Problem to solve: For every line in the records that has the word "this", make a copy.
<<<<
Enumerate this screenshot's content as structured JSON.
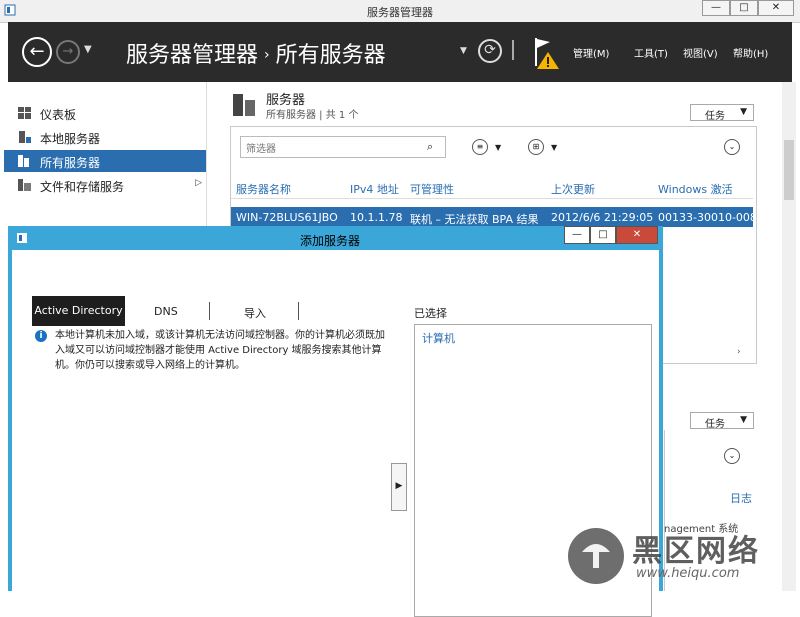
{
  "window": {
    "title": "服务器管理器",
    "minimize": "—",
    "maximize": "□",
    "close": "✕"
  },
  "header": {
    "breadcrumb_root": "服务器管理器",
    "breadcrumb_sep": "›",
    "breadcrumb_current": "所有服务器",
    "menu": [
      "管理(M)",
      "工具(T)",
      "视图(V)",
      "帮助(H)"
    ]
  },
  "sidebar": {
    "items": [
      {
        "label": "仪表板",
        "icon": "dashboard-icon"
      },
      {
        "label": "本地服务器",
        "icon": "server-icon"
      },
      {
        "label": "所有服务器",
        "icon": "servers-icon",
        "active": true
      },
      {
        "label": "文件和存储服务",
        "icon": "storage-icon",
        "chevron": "▷"
      }
    ]
  },
  "servers_tile": {
    "title": "服务器",
    "subtitle": "所有服务器 | 共 1 个",
    "tasks_label": "任务",
    "filter_placeholder": "筛选器",
    "columns": [
      "服务器名称",
      "IPv4 地址",
      "可管理性",
      "上次更新",
      "Windows 激活"
    ],
    "rows": [
      [
        "WIN-72BLUS61JBO",
        "10.1.1.78",
        "联机 – 无法获取 BPA 结果",
        "2012/6/6 21:29:05",
        "00133-30010-008"
      ]
    ],
    "scroll_right": "›"
  },
  "events_tile": {
    "tasks_label": "任务",
    "link": "日志",
    "row_fragment": "nagement  系统"
  },
  "dialog": {
    "title": "添加服务器",
    "tabs": [
      "Active Directory",
      "DNS",
      "导入"
    ],
    "info": "本地计算机未加入域，或该计算机无法访问域控制器。你的计算机必须既加入域又可以访问域控制器才能使用 Active Directory 域服务搜索其他计算机。你仍可以搜索或导入网络上的计算机。",
    "selected_label": "已选择",
    "selected_column": "计算机",
    "add_arrow": "▶"
  },
  "watermark": {
    "brand": "黑区网络",
    "url": "www.heiqu.com"
  },
  "colors": {
    "header_bg": "#2b2b2b",
    "accent": "#2a6eb0",
    "dialog_border": "#3ba7d8"
  }
}
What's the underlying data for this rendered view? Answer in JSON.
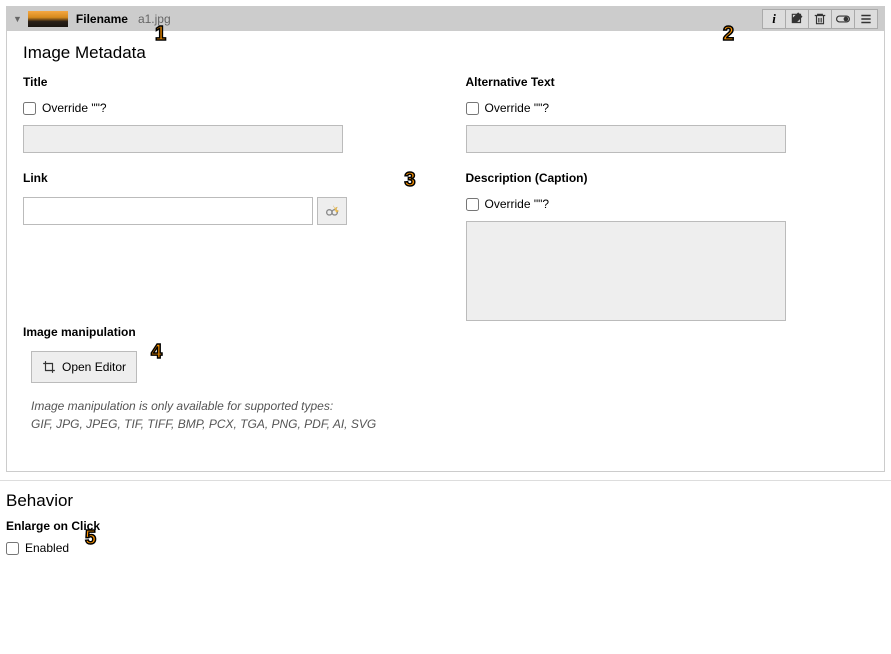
{
  "header": {
    "filename_label": "Filename",
    "filename_value": "a1.jpg"
  },
  "annotations": {
    "a1": "1",
    "a2": "2",
    "a3": "3",
    "a4": "4",
    "a5": "5"
  },
  "metadata": {
    "section_title": "Image Metadata",
    "title_label": "Title",
    "title_override": "Override \"\"?",
    "title_value": "",
    "alt_label": "Alternative Text",
    "alt_override": "Override \"\"?",
    "alt_value": "",
    "link_label": "Link",
    "link_value": "",
    "description_label": "Description (Caption)",
    "description_override": "Override \"\"?",
    "description_value": ""
  },
  "manipulation": {
    "label": "Image manipulation",
    "open_editor": "Open Editor",
    "help_line1": "Image manipulation is only available for supported types:",
    "help_line2": "GIF, JPG, JPEG, TIF, TIFF, BMP, PCX, TGA, PNG, PDF, AI, SVG"
  },
  "behavior": {
    "section_title": "Behavior",
    "enlarge_label": "Enlarge on Click",
    "enabled_label": "Enabled"
  }
}
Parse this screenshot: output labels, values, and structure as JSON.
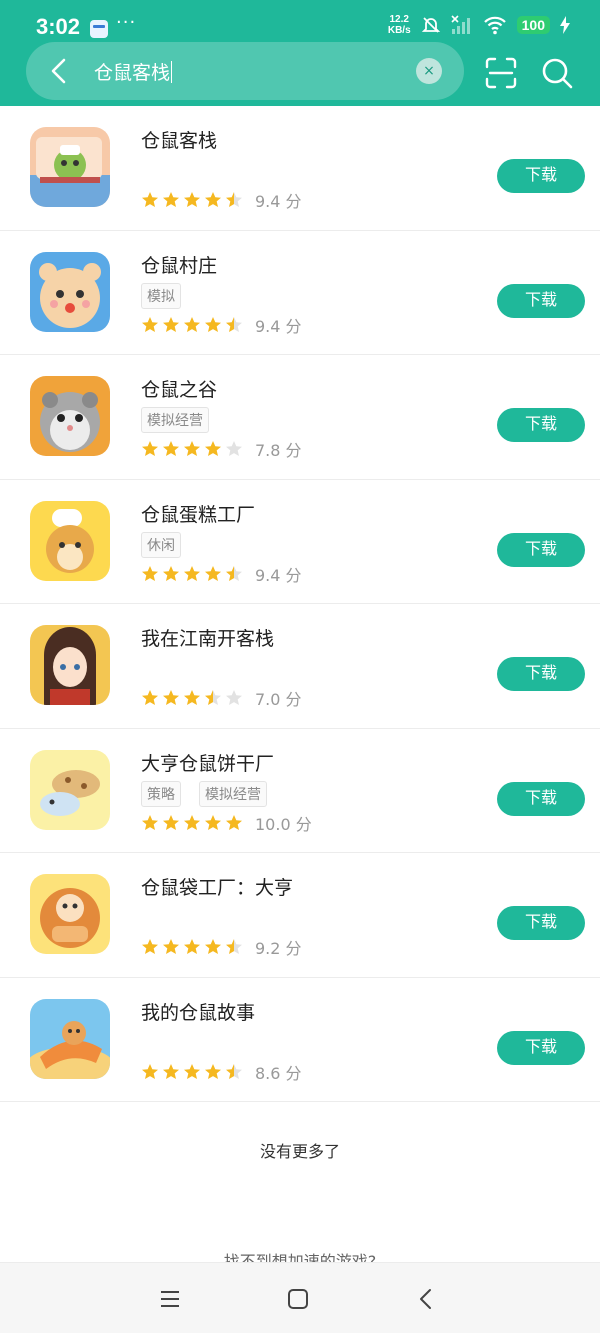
{
  "status_bar": {
    "time": "3:02",
    "more": "···",
    "net_speed_value": "12.2",
    "net_speed_unit": "KB/s",
    "battery": "100"
  },
  "search": {
    "query": "仓鼠客栈",
    "clear_symbol": "×"
  },
  "download_label": "下载",
  "score_unit": "分",
  "apps": [
    {
      "name": "仓鼠客栈",
      "tags": [],
      "rating": 4.5,
      "score": "9.4"
    },
    {
      "name": "仓鼠村庄",
      "tags": [
        "模拟"
      ],
      "rating": 4.5,
      "score": "9.4"
    },
    {
      "name": "仓鼠之谷",
      "tags": [
        "模拟经营"
      ],
      "rating": 4,
      "score": "7.8"
    },
    {
      "name": "仓鼠蛋糕工厂",
      "tags": [
        "休闲"
      ],
      "rating": 4.5,
      "score": "9.4"
    },
    {
      "name": "我在江南开客栈",
      "tags": [],
      "rating": 3.5,
      "score": "7.0"
    },
    {
      "name": "大亨仓鼠饼干厂",
      "tags": [
        "策略",
        "模拟经营"
      ],
      "rating": 5,
      "score": "10.0"
    },
    {
      "name": "仓鼠袋工厂：大亨",
      "tags": [],
      "rating": 4.5,
      "score": "9.2"
    },
    {
      "name": "我的仓鼠故事",
      "tags": [],
      "rating": 4.5,
      "score": "8.6"
    }
  ],
  "footer": {
    "no_more": "没有更多了",
    "hint": "找不到想加速的游戏?"
  },
  "colors": {
    "accent": "#1fb89a",
    "star": "#f5b820",
    "star_empty": "#e2e2e2"
  }
}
>>>>
Final result:
Enumerate this screenshot's content as structured JSON.
What's the underlying data for this rendered view? Answer in JSON.
Parse this screenshot: output labels, values, and structure as JSON.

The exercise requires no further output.